_The records:_
****

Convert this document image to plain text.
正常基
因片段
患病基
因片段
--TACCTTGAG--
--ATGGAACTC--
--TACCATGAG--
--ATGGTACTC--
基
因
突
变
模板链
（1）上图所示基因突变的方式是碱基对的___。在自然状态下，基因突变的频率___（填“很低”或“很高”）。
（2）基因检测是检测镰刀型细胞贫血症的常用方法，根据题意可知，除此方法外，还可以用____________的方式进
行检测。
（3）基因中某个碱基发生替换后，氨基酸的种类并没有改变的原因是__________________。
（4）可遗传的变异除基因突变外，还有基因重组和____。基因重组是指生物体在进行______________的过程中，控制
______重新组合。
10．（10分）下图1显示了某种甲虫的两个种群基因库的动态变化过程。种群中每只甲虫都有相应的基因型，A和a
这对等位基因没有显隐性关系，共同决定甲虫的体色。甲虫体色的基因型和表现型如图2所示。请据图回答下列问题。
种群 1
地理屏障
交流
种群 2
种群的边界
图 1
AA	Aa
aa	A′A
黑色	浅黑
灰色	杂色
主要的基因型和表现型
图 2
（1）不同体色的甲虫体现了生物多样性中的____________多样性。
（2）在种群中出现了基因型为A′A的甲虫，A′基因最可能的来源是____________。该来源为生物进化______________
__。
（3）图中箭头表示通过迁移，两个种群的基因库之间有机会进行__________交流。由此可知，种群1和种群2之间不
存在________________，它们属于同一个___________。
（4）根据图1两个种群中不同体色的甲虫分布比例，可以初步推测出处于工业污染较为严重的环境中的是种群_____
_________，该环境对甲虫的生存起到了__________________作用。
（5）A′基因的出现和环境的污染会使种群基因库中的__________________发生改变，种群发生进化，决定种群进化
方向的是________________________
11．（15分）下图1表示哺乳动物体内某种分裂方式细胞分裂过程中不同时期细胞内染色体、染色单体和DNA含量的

****

_Exercise directions:_ Working from the material above, retype it in its entirety without change.

_Answer to this problem:_
Convert this document image to plain text.
正常基
因片段
患病基
因片段
--TACCTTGAG--
--ATGGAACTC--
--TACCATGAG--
--ATGGTACTC--
基
因
突
变
模板链
（1）上图所示基因突变的方式是碱基对的___。在自然状态下，基因突变的频率___（填“很低”或“很高”）。
（2）基因检测是检测镰刀型细胞贫血症的常用方法，根据题意可知，除此方法外，还可以用____________的方式进
行检测。
（3）基因中某个碱基发生替换后，氨基酸的种类并没有改变的原因是__________________。
（4）可遗传的变异除基因突变外，还有基因重组和____。基因重组是指生物体在进行______________的过程中，控制
______重新组合。
10．（10分）下图1显示了某种甲虫的两个种群基因库的动态变化过程。种群中每只甲虫都有相应的基因型，A和a
这对等位基因没有显隐性关系，共同决定甲虫的体色。甲虫体色的基因型和表现型如图2所示。请据图回答下列问题。
种群 1
地理屏障
交流
种群 2
种群的边界
图 1
AA	Aa
aa	A′A
黑色	浅黑
灰色	杂色
主要的基因型和表现型
图 2
（1）不同体色的甲虫体现了生物多样性中的____________多样性。
（2）在种群中出现了基因型为A′A的甲虫，A′基因最可能的来源是____________。该来源为生物进化______________
__。
（3）图中箭头表示通过迁移，两个种群的基因库之间有机会进行__________交流。由此可知，种群1和种群2之间不
存在________________，它们属于同一个___________。
（4）根据图1两个种群中不同体色的甲虫分布比例，可以初步推测出处于工业污染较为严重的环境中的是种群_____
_________，该环境对甲虫的生存起到了__________________作用。
（5）A′基因的出现和环境的污染会使种群基因库中的__________________发生改变，种群发生进化，决定种群进化
方向的是________________________
11．（15分）下图1表示哺乳动物体内某种分裂方式细胞分裂过程中不同时期细胞内染色体、染色单体和DNA含量的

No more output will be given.